■ Directive:
Your task is to copy the material exactly.

■ Material for this exercise:
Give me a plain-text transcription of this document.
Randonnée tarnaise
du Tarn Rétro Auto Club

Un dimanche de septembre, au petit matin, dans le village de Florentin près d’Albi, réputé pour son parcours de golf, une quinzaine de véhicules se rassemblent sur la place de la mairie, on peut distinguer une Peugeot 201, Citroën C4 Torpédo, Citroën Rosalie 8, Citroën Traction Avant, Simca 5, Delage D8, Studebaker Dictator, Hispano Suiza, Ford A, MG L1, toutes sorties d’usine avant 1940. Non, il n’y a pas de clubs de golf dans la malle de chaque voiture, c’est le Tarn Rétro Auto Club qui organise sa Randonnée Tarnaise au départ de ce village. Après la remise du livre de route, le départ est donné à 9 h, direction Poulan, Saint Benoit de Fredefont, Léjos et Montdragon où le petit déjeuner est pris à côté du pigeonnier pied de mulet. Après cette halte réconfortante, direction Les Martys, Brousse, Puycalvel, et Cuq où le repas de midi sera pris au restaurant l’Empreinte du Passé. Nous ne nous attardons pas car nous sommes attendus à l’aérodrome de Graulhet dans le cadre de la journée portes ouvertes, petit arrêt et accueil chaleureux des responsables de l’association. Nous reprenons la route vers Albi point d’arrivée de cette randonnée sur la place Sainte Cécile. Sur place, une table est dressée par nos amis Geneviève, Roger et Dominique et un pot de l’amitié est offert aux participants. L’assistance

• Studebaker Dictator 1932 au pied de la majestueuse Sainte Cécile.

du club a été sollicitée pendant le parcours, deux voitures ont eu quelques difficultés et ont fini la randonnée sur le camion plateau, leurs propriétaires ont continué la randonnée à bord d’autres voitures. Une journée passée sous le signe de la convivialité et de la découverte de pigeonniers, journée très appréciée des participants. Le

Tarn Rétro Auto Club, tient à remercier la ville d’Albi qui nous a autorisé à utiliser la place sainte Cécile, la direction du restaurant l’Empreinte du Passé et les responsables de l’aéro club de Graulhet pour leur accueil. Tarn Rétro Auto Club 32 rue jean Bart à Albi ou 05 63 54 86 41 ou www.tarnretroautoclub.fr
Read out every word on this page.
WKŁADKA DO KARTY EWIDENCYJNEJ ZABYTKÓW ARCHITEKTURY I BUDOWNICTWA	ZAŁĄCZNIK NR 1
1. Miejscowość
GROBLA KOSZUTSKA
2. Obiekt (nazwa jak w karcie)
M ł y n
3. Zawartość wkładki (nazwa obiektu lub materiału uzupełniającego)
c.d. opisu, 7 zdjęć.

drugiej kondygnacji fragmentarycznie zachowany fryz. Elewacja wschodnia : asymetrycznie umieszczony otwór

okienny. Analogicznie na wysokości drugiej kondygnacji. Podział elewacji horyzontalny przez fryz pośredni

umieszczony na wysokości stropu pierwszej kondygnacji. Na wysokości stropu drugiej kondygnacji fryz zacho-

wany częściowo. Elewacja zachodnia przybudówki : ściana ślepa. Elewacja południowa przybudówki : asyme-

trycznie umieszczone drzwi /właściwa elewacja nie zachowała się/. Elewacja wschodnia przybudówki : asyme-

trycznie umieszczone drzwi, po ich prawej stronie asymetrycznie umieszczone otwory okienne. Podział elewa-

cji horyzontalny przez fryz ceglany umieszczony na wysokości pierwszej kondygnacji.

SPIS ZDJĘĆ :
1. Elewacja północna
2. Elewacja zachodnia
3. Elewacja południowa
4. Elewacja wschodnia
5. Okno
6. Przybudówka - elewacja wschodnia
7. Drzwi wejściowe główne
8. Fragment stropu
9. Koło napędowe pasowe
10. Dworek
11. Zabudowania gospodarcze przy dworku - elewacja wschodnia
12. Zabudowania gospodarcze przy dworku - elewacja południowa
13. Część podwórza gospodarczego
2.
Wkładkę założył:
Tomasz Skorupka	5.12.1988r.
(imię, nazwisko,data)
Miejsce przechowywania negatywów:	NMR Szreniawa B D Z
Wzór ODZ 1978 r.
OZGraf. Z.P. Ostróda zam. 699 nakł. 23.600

■ Exercise output:
Give me a plain-text transcription of this document.
Randonnée tarnaise
du Tarn Rétro Auto Club

Un dimanche de septembre, au petit matin, dans le village de Florentin près d’Albi, réputé pour son parcours de golf, une quinzaine de véhicules se rassemblent sur la place de la mairie, on peut distinguer une Peugeot 201, Citroën C4 Torpédo, Citroën Rosalie 8, Citroën Traction Avant, Simca 5, Delage D8, Studebaker Dictator, Hispano Suiza, Ford A, MG L1, toutes sorties d’usine avant 1940. Non, il n’y a pas de clubs de golf dans la malle de chaque voiture, c’est le Tarn Rétro Auto Club qui organise sa Randonnée Tarnaise au départ de ce village. Après la remise du livre de route, le départ est donné à 9 h, direction Poulan, Saint Benoit de Fredefont, Léjos et Montdragon où le petit déjeuner est pris à côté du pigeonnier pied de mulet. Après cette halte réconfortante, direction Les Martys, Brousse, Puycalvel, et Cuq où le repas de midi sera pris au restaurant l’Empreinte du Passé. Nous ne nous attardons pas car nous sommes attendus à l’aérodrome de Graulhet dans le cadre de la journée portes ouvertes, petit arrêt et accueil chaleureux des responsables de l’association. Nous reprenons la route vers Albi point d’arrivée de cette randonnée sur la place Sainte Cécile. Sur place, une table est dressée par nos amis Geneviève, Roger et Dominique et un pot de l’amitié est offert aux participants. L’assistance

• Studebaker Dictator 1932 au pied de la majestueuse Sainte Cécile.

du club a été sollicitée pendant le parcours, deux voitures ont eu quelques difficultés et ont fini la randonnée sur le camion plateau, leurs propriétaires ont continué la randonnée à bord d’autres voitures. Une journée passée sous le signe de la convivialité et de la découverte de pigeonniers, journée très appréciée des participants. Le

Tarn Rétro Auto Club, tient à remercier la ville d’Albi qui nous a autorisé à utiliser la place sainte Cécile, la direction du restaurant l’Empreinte du Passé et les responsables de l’aéro club de Graulhet pour leur accueil. Tarn Rétro Auto Club 32 rue jean Bart à Albi ou 05 63 54 86 41 ou www.tarnretroautoclub.fr
Read out every word on this page.
WKŁADKA DO KARTY EWIDENCYJNEJ ZABYTKÓW ARCHITEKTURY I BUDOWNICTWA	ZAŁĄCZNIK NR 1
1. Miejscowość
GROBLA KOSZUTSKA
2. Obiekt (nazwa jak w karcie)
M ł y n
3. Zawartość wkładki (nazwa obiektu lub materiału uzupełniającego)
c.d. opisu, 7 zdjęć.

drugiej kondygnacji fragmentarycznie zachowany fryz. Elewacja wschodnia : asymetrycznie umieszczony otwór

okienny. Analogicznie na wysokości drugiej kondygnacji. Podział elewacji horyzontalny przez fryz pośredni

umieszczony na wysokości stropu pierwszej kondygnacji. Na wysokości stropu drugiej kondygnacji fryz zacho-

wany częściowo. Elewacja zachodnia przybudówki : ściana ślepa. Elewacja południowa przybudówki : asyme-

trycznie umieszczone drzwi /właściwa elewacja nie zachowała się/. Elewacja wschodnia przybudówki : asyme-

trycznie umieszczone drzwi, po ich prawej stronie asymetrycznie umieszczone otwory okienne. Podział elewa-

cji horyzontalny przez fryz ceglany umieszczony na wysokości pierwszej kondygnacji.

SPIS ZDJĘĆ :
1. Elewacja północna
2. Elewacja zachodnia
3. Elewacja południowa
4. Elewacja wschodnia
5. Okno
6. Przybudówka - elewacja wschodnia
7. Drzwi wejściowe główne
8. Fragment stropu
9. Koło napędowe pasowe
10. Dworek
11. Zabudowania gospodarcze przy dworku - elewacja wschodnia
12. Zabudowania gospodarcze przy dworku - elewacja południowa
13. Część podwórza gospodarczego
2.
Wkładkę założył:
Tomasz Skorupka	5.12.1988r.
(imię, nazwisko,data)
Miejsce przechowywania negatywów:	NMR Szreniawa B D Z
Wzór ODZ 1978 r.
OZGraf. Z.P. Ostróda zam. 699 nakł. 23.600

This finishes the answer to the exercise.